> THE DATA
-- -- --
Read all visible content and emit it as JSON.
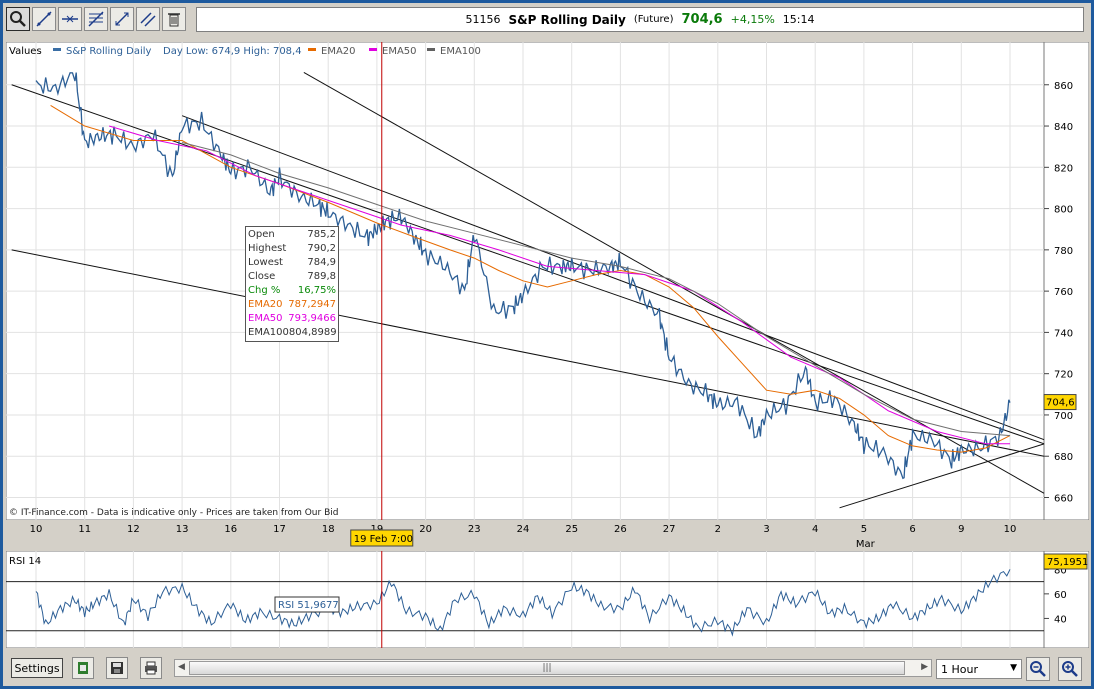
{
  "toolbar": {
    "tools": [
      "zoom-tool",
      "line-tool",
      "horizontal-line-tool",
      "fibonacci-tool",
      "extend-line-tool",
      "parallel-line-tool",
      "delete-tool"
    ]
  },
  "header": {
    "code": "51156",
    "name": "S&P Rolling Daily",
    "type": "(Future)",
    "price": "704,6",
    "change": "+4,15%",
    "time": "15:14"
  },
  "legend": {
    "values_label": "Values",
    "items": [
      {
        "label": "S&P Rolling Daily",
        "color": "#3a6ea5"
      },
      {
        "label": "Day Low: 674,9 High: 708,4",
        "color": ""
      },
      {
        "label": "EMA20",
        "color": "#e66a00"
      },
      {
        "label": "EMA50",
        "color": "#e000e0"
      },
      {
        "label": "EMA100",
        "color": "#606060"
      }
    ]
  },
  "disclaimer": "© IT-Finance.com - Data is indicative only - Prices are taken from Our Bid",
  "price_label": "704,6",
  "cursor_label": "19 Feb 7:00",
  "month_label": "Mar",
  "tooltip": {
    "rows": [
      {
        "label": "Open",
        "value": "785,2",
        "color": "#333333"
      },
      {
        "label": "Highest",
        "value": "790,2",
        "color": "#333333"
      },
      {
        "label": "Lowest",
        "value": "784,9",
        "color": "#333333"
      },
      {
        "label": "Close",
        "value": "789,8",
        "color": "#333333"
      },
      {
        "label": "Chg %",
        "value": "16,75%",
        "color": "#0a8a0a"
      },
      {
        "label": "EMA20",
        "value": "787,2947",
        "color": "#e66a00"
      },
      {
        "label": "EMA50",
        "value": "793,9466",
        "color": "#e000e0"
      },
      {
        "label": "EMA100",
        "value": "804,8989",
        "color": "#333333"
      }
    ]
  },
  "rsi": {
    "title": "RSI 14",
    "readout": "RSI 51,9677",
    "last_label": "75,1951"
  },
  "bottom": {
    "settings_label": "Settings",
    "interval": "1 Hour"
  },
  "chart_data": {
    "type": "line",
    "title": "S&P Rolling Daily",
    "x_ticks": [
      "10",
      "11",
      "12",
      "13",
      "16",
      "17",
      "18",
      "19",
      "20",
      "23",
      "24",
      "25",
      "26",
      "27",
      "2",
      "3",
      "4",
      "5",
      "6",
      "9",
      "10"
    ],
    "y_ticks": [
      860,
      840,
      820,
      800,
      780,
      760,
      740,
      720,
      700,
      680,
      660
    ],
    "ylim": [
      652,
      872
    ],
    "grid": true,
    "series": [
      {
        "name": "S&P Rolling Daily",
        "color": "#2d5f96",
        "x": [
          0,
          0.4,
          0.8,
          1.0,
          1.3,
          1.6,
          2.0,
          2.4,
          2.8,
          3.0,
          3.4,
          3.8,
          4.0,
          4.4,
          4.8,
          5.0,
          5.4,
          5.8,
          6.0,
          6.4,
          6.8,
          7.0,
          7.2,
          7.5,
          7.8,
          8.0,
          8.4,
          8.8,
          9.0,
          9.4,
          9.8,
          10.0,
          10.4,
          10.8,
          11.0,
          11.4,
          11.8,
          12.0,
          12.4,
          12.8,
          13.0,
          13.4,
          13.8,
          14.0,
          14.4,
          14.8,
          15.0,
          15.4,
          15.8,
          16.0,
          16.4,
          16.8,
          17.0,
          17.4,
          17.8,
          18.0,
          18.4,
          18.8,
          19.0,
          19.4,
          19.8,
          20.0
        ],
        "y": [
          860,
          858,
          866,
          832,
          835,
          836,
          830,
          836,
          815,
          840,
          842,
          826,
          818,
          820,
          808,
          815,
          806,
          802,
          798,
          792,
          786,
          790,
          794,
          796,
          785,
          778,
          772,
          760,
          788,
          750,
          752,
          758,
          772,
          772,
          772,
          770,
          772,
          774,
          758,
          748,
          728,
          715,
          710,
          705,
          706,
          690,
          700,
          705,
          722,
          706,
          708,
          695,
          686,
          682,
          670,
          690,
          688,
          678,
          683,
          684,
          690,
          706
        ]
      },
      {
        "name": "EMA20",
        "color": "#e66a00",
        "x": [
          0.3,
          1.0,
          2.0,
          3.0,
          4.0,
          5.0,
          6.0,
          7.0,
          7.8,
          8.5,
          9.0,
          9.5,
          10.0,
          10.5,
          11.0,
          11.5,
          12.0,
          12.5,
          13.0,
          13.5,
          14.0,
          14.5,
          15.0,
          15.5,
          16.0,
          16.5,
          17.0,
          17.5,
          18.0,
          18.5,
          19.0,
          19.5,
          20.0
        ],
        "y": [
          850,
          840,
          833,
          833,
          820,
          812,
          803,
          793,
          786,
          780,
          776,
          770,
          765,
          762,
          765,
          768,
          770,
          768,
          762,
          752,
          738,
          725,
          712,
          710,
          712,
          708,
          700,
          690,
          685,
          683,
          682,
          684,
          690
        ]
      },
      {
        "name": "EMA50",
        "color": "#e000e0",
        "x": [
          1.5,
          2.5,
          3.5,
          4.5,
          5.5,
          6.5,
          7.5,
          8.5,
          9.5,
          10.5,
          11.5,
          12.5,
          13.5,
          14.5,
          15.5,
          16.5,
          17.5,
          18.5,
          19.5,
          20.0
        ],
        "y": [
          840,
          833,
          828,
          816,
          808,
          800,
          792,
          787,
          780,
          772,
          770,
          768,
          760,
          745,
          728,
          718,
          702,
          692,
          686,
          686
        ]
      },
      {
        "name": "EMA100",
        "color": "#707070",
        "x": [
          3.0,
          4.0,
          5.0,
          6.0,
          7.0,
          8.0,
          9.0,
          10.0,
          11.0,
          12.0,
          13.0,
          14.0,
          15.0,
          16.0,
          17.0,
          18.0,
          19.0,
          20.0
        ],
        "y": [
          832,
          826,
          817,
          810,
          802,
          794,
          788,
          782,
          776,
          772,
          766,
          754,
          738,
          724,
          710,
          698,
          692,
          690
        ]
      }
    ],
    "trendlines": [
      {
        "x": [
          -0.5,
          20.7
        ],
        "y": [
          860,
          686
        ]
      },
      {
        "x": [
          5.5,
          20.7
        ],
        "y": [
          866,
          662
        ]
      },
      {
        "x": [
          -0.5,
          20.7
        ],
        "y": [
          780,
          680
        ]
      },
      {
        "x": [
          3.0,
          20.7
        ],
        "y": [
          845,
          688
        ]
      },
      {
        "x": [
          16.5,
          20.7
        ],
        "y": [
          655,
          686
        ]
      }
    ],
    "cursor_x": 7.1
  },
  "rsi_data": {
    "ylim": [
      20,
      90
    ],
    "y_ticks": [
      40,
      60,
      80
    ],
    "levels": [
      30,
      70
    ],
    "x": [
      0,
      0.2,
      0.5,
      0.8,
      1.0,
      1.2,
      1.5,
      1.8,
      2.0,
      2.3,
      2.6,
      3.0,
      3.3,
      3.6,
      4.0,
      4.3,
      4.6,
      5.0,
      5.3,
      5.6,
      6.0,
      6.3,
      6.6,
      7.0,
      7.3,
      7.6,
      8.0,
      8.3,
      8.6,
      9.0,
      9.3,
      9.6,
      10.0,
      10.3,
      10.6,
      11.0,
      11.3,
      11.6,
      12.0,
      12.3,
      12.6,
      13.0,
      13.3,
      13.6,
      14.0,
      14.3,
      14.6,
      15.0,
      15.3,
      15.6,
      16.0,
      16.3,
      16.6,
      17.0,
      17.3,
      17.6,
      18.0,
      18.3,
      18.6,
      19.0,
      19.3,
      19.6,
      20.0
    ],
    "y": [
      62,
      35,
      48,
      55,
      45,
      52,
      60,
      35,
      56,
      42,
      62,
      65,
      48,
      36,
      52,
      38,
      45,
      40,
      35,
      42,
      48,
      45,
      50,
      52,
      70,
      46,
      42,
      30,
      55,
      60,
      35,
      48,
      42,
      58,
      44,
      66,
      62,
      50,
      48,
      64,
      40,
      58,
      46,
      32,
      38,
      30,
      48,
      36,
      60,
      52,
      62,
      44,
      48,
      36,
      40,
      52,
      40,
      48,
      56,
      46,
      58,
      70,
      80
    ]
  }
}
-- -- --
> TASK INSTRUCTIONS
Check each line of the records for the word "Daily", and show the lines that contain it.

> WRITTEN RESPONSE
    "name": "S&P Rolling Daily",
        "label": "S&P Rolling Daily",
    "title": "S&P Rolling Daily",
        "name": "S&P Rolling Daily",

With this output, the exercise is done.